Entries taken from a collection >>
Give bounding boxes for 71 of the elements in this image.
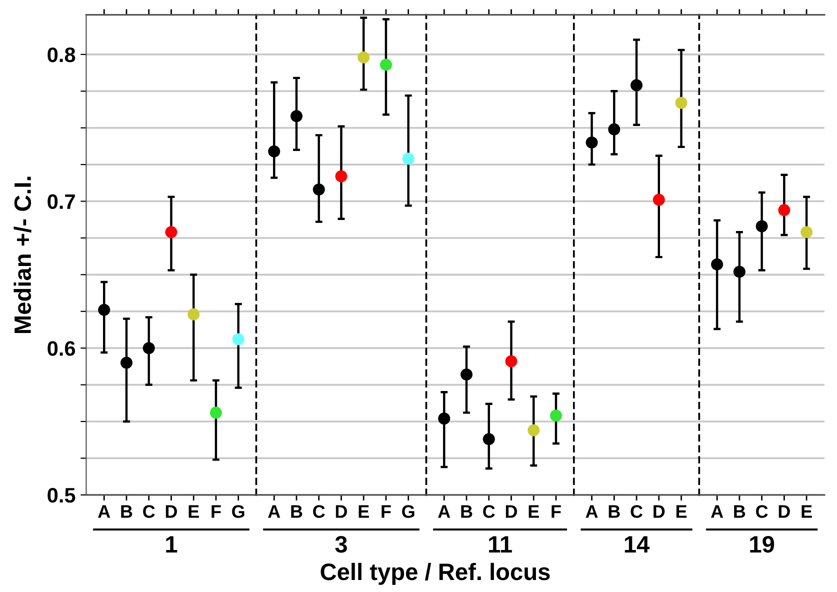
- point: [675, 96, 688, 109]
- x-tick-label: D: [778, 505, 790, 518]
- x-tick-label: C: [143, 505, 155, 518]
- x-tick-label: E: [528, 505, 539, 518]
- x-tick-label: E: [358, 505, 369, 518]
- point: [505, 355, 518, 368]
- point: [312, 184, 325, 196]
- x-tick-label: E: [188, 505, 199, 518]
- x-tick-label: F: [382, 505, 391, 518]
- x-tick-label: G: [232, 505, 244, 518]
- x-tick-label: D: [654, 505, 665, 518]
- point: [586, 136, 598, 149]
- x-axis-title: 1: [166, 536, 178, 552]
- point: [98, 304, 110, 316]
- point: [608, 123, 620, 136]
- point: [711, 258, 724, 270]
- point: [402, 152, 414, 165]
- point: [482, 433, 495, 446]
- x-tick-label: B: [461, 505, 472, 518]
- x-tick-label: C: [630, 505, 643, 518]
- point: [142, 342, 155, 354]
- x-axis-title: 11: [489, 536, 512, 552]
- x-tick-label: A: [586, 505, 598, 518]
- point: [438, 412, 450, 425]
- point: [120, 356, 132, 369]
- point: [630, 79, 643, 92]
- x-axis-title: 3: [335, 536, 347, 553]
- y-tick-label: 0.6: [48, 341, 76, 356]
- x-tick-label: D: [336, 505, 347, 518]
- x-tick-label: B: [121, 505, 132, 518]
- x-tick-label: F: [212, 505, 221, 518]
- text: Cell type / Ref. locus: [320, 562, 550, 585]
- x-tick-label: B: [291, 505, 302, 518]
- x-tick-label: B: [608, 505, 620, 518]
- x-tick-label: A: [268, 505, 280, 518]
- x-tick-label: G: [402, 505, 414, 518]
- y-tick-label: 0.5: [48, 488, 76, 503]
- y-tick-label: 0.8: [48, 47, 76, 62]
- point: [460, 368, 473, 381]
- point: [165, 226, 178, 238]
- x-tick-label: C: [313, 505, 325, 518]
- y-axis-title: Median +/- C.I.: [14, 176, 32, 333]
- x-tick-label: F: [552, 505, 561, 518]
- point: [550, 410, 562, 422]
- x-tick-label: A: [98, 505, 110, 518]
- point: [733, 266, 746, 278]
- x-tick-label: E: [676, 505, 687, 518]
- point: [210, 406, 222, 419]
- point: [358, 51, 370, 64]
- point: [232, 333, 244, 346]
- y-tick-label: 0.7: [48, 194, 75, 210]
- point: [528, 424, 540, 436]
- x-tick-label: E: [802, 505, 812, 518]
- point: [756, 220, 768, 232]
- point: [335, 170, 348, 182]
- x-tick-label: A: [438, 505, 450, 518]
- point: [268, 145, 280, 158]
- x-tick-label: A: [710, 505, 724, 518]
- x-tick-label: C: [483, 505, 495, 518]
- x-tick-label: D: [166, 505, 177, 518]
- x-tick-label: B: [734, 505, 746, 518]
- x-tick-label: D: [506, 505, 518, 518]
- x-axis-title: 19: [750, 536, 774, 553]
- point: [290, 110, 303, 122]
- point: [800, 226, 813, 238]
- point: [652, 194, 665, 206]
- point: [380, 58, 392, 71]
- x-tick-label: C: [756, 505, 768, 518]
- x-axis-title: 14: [624, 536, 650, 552]
- point: [188, 308, 200, 320]
- point: [778, 204, 790, 216]
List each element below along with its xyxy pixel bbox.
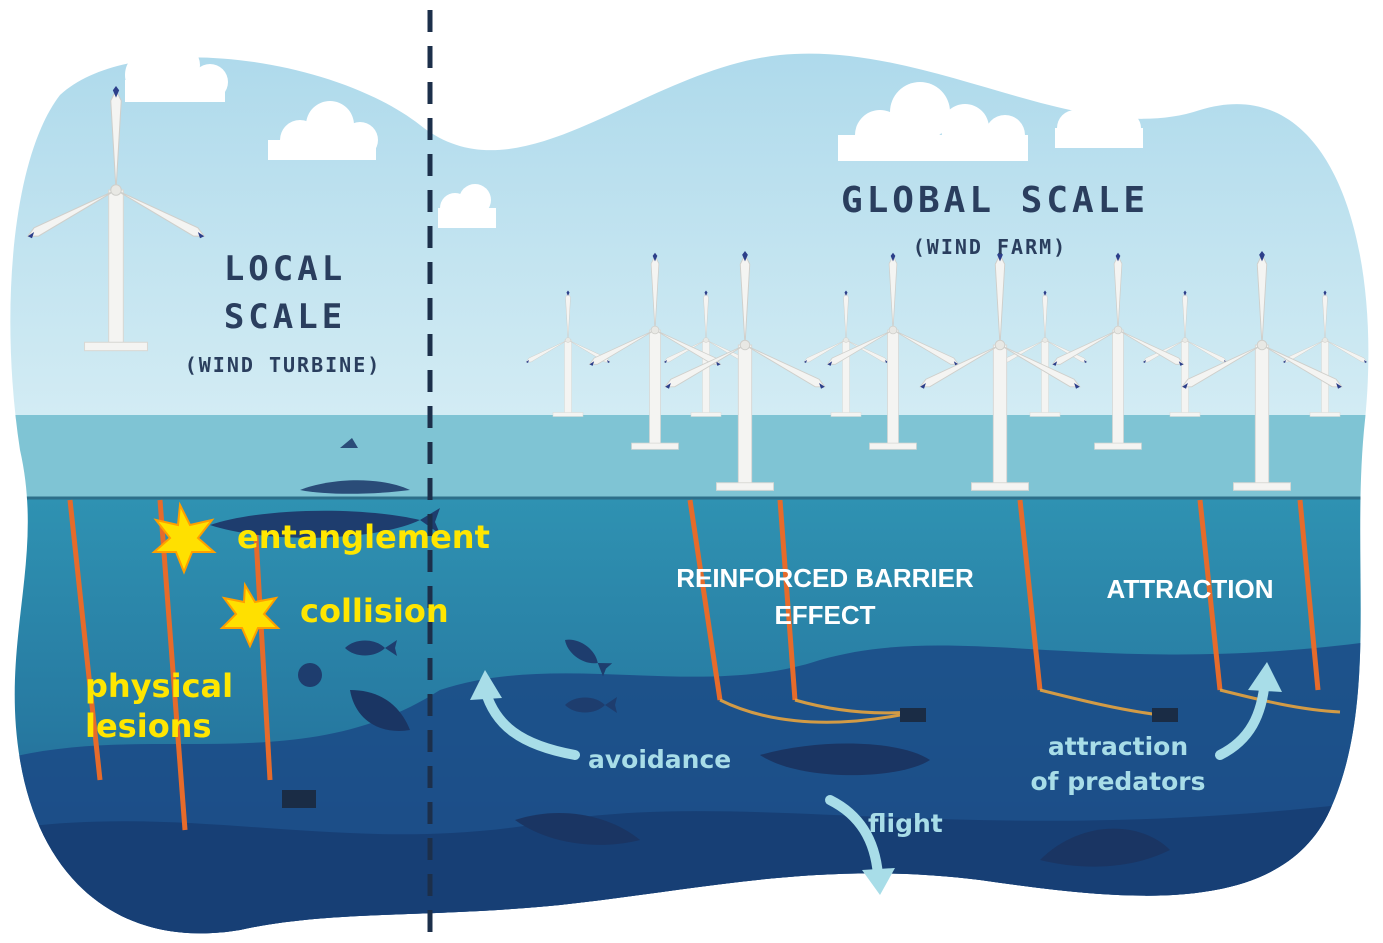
whale: [760, 743, 930, 776]
impact-star-collision: [219, 581, 281, 649]
attraction-of-predators-label-line1: attraction: [1048, 732, 1188, 761]
local-scale-title-line1: LOCAL: [224, 249, 346, 289]
dolphin: [515, 812, 640, 845]
physical-lesions-label-line1: physical: [85, 667, 233, 705]
avoidance-label: avoidance: [588, 745, 731, 774]
marine-life: [210, 508, 1170, 867]
dolphins: [300, 438, 410, 494]
flight-label: flight: [868, 809, 943, 838]
shark: [350, 690, 410, 731]
avoidance-arrow: [480, 685, 580, 760]
global-scale-title: GLOBAL SCALE: [841, 180, 1149, 221]
cloud: [438, 184, 496, 228]
turtle: [298, 663, 322, 687]
whale: [210, 508, 440, 538]
local-scale-title-line2: SCALE: [224, 297, 346, 337]
barrier-effect-label-line1: REINFORCED BARRIER: [676, 563, 974, 593]
impact-star-entanglement: [151, 501, 217, 575]
attraction-of-predators-label-line2: of predators: [1030, 767, 1205, 796]
seabed-cables: [719, 688, 1341, 724]
entanglement-label: entanglement: [237, 518, 490, 556]
flight-arrow: [825, 795, 883, 880]
clouds: [125, 45, 1143, 228]
cloud: [125, 45, 228, 102]
cloud: [838, 82, 1028, 161]
physical-lesions-label-line2: lesions: [85, 707, 212, 745]
global-scale-subtitle: (WIND FARM): [913, 235, 1067, 259]
cloud: [268, 101, 378, 160]
cloud: [1055, 94, 1143, 148]
barrier-effect-label-line2: EFFECT: [774, 600, 875, 630]
local-scale-subtitle: (WIND TURBINE): [185, 353, 382, 377]
sea-surface: [10, 415, 1369, 500]
foundation-cables: [67, 499, 1321, 831]
arrow-heads: [470, 662, 1282, 895]
collision-label: collision: [300, 592, 449, 630]
seal: [1040, 828, 1170, 867]
attraction-label: ATTRACTION: [1106, 574, 1273, 604]
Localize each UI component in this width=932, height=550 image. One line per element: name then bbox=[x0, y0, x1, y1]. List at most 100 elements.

What you should do >>
Rewrite the records above, switching "x-tick-label" to "x-axis-tick" everywhere and keeping everything else unchanged. Leave the pictures out of your answer.

Reply to the exercise >>
Give bounding boxes for 71 of the elements in this image.
- point: [675, 96, 688, 109]
- x-axis-tick: D: [778, 505, 790, 518]
- x-axis-tick: C: [143, 505, 155, 518]
- x-axis-tick: E: [528, 505, 539, 518]
- x-axis-tick: E: [358, 505, 369, 518]
- point: [505, 355, 518, 368]
- point: [312, 184, 325, 196]
- x-axis-tick: E: [188, 505, 199, 518]
- x-axis-tick: F: [382, 505, 391, 518]
- x-axis-tick: G: [232, 505, 244, 518]
- x-axis-tick: D: [654, 505, 665, 518]
- point: [586, 136, 598, 149]
- x-axis-title: 1: [166, 536, 178, 552]
- point: [98, 304, 110, 316]
- point: [608, 123, 620, 136]
- point: [711, 258, 724, 270]
- point: [402, 152, 414, 165]
- point: [482, 433, 495, 446]
- x-axis-tick: B: [461, 505, 472, 518]
- x-axis-tick: C: [630, 505, 643, 518]
- point: [142, 342, 155, 354]
- x-axis-title: 11: [489, 536, 512, 552]
- x-axis-tick: A: [586, 505, 598, 518]
- point: [438, 412, 450, 425]
- point: [120, 356, 132, 369]
- point: [630, 79, 643, 92]
- x-axis-title: 3: [335, 536, 347, 553]
- y-tick-label: 0.6: [48, 341, 76, 356]
- x-axis-tick: D: [336, 505, 347, 518]
- x-axis-tick: B: [121, 505, 132, 518]
- x-axis-tick: F: [212, 505, 221, 518]
- text: Cell type / Ref. locus: [320, 562, 550, 585]
- x-axis-tick: B: [291, 505, 302, 518]
- x-axis-tick: B: [608, 505, 620, 518]
- x-axis-tick: A: [268, 505, 280, 518]
- x-axis-tick: G: [402, 505, 414, 518]
- y-tick-label: 0.5: [48, 488, 76, 503]
- y-tick-label: 0.8: [48, 47, 76, 62]
- point: [460, 368, 473, 381]
- point: [165, 226, 178, 238]
- x-axis-tick: C: [313, 505, 325, 518]
- y-axis-title: Median +/- C.I.: [14, 176, 32, 333]
- x-axis-tick: F: [552, 505, 561, 518]
- point: [550, 410, 562, 422]
- x-axis-tick: A: [98, 505, 110, 518]
- point: [733, 266, 746, 278]
- x-axis-tick: E: [676, 505, 687, 518]
- point: [210, 406, 222, 419]
- point: [358, 51, 370, 64]
- point: [232, 333, 244, 346]
- y-tick-label: 0.7: [48, 194, 75, 210]
- point: [528, 424, 540, 436]
- x-axis-tick: E: [802, 505, 812, 518]
- point: [756, 220, 768, 232]
- point: [335, 170, 348, 182]
- x-axis-tick: A: [438, 505, 450, 518]
- point: [268, 145, 280, 158]
- x-axis-tick: A: [710, 505, 724, 518]
- x-axis-tick: C: [483, 505, 495, 518]
- x-axis-tick: D: [166, 505, 177, 518]
- x-axis-tick: B: [734, 505, 746, 518]
- x-axis-tick: D: [506, 505, 518, 518]
- x-axis-title: 19: [750, 536, 774, 553]
- point: [290, 110, 303, 122]
- point: [800, 226, 813, 238]
- point: [652, 194, 665, 206]
- point: [380, 58, 392, 71]
- x-axis-tick: C: [756, 505, 768, 518]
- x-axis-title: 14: [624, 536, 650, 552]
- point: [188, 308, 200, 320]
- point: [778, 204, 790, 216]
List each element below along with its xyxy pixel bbox.
whale: [760, 743, 930, 776]
impact-star-collision: [219, 581, 281, 649]
attraction-of-predators-label-line1: attraction: [1048, 732, 1188, 761]
local-scale-title-line1: LOCAL: [224, 249, 346, 289]
dolphin: [515, 812, 640, 845]
physical-lesions-label-line1: physical: [85, 667, 233, 705]
avoidance-label: avoidance: [588, 745, 731, 774]
marine-life: [210, 508, 1170, 867]
dolphins: [300, 438, 410, 494]
flight-label: flight: [868, 809, 943, 838]
shark: [350, 690, 410, 731]
avoidance-arrow: [480, 685, 580, 760]
global-scale-title: GLOBAL SCALE: [841, 180, 1149, 221]
cloud: [438, 184, 496, 228]
turtle: [298, 663, 322, 687]
whale: [210, 508, 440, 538]
local-scale-title-line2: SCALE: [224, 297, 346, 337]
barrier-effect-label-line1: REINFORCED BARRIER: [676, 563, 974, 593]
impact-star-entanglement: [151, 501, 217, 575]
attraction-of-predators-label-line2: of predators: [1030, 767, 1205, 796]
seabed-cables: [719, 688, 1341, 724]
entanglement-label: entanglement: [237, 518, 490, 556]
flight-arrow: [825, 795, 883, 880]
clouds: [125, 45, 1143, 228]
cloud: [125, 45, 228, 102]
cloud: [838, 82, 1028, 161]
physical-lesions-label-line2: lesions: [85, 707, 212, 745]
global-scale-subtitle: (WIND FARM): [913, 235, 1067, 259]
cloud: [268, 101, 378, 160]
cloud: [1055, 94, 1143, 148]
barrier-effect-label-line2: EFFECT: [774, 600, 875, 630]
local-scale-subtitle: (WIND TURBINE): [185, 353, 382, 377]
sea-surface: [10, 415, 1369, 500]
foundation-cables: [67, 499, 1321, 831]
arrow-heads: [470, 662, 1282, 895]
collision-label: collision: [300, 592, 449, 630]
seal: [1040, 828, 1170, 867]
attraction-label: ATTRACTION: [1106, 574, 1273, 604]
Localize each UI component in this width=932, height=550 image. One line per element: name then bbox=[x0, y0, x1, y1]. List at most 100 elements.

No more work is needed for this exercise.